Dataset items
-- Begin --
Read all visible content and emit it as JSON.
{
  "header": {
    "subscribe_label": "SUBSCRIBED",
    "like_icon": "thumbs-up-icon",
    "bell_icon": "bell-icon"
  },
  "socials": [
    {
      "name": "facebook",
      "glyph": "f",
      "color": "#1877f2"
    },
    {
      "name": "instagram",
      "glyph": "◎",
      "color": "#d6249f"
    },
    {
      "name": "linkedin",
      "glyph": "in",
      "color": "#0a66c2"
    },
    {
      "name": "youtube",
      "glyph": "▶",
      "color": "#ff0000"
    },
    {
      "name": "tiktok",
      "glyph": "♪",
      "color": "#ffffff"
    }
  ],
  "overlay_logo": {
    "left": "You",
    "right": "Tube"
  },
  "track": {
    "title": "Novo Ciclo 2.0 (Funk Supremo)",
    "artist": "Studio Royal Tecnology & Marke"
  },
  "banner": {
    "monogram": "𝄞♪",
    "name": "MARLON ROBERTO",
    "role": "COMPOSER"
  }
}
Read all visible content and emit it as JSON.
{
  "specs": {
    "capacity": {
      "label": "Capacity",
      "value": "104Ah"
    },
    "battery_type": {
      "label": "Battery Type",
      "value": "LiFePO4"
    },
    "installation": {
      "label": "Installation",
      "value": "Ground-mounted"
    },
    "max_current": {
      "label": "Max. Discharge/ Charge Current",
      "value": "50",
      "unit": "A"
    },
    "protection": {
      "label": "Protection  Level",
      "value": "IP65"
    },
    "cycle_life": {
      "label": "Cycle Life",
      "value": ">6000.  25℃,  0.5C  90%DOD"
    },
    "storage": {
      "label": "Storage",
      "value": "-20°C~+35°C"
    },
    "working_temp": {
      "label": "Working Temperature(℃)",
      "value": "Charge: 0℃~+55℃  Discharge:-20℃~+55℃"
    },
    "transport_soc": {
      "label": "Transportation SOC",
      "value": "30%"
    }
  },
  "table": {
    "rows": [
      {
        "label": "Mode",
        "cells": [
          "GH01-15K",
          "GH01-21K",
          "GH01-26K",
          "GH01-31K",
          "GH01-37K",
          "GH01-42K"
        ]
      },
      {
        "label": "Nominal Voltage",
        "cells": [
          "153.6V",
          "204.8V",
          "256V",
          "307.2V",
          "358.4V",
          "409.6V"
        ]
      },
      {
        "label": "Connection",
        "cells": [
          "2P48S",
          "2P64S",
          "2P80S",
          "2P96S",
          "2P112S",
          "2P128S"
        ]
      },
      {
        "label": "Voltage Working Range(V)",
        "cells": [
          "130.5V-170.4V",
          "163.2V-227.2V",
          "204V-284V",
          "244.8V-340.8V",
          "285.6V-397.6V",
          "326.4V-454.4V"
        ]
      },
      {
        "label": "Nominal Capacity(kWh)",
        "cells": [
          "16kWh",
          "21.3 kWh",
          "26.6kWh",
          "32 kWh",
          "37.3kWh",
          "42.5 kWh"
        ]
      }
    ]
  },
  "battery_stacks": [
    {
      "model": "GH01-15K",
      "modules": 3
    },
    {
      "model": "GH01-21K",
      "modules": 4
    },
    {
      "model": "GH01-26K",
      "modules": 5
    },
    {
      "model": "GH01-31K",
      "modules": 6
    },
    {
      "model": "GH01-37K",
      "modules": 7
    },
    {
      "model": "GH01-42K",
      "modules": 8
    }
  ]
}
-- End --
> **SHORT TASK**
Search the entries for the word "Charge" and copy every line that has it.

> **EXPECTED OUTPUT**
      "label": "Max. Discharge/ Charge Current",
      "value": "Charge: 0℃~+55℃  Discharge:-20℃~+55℃"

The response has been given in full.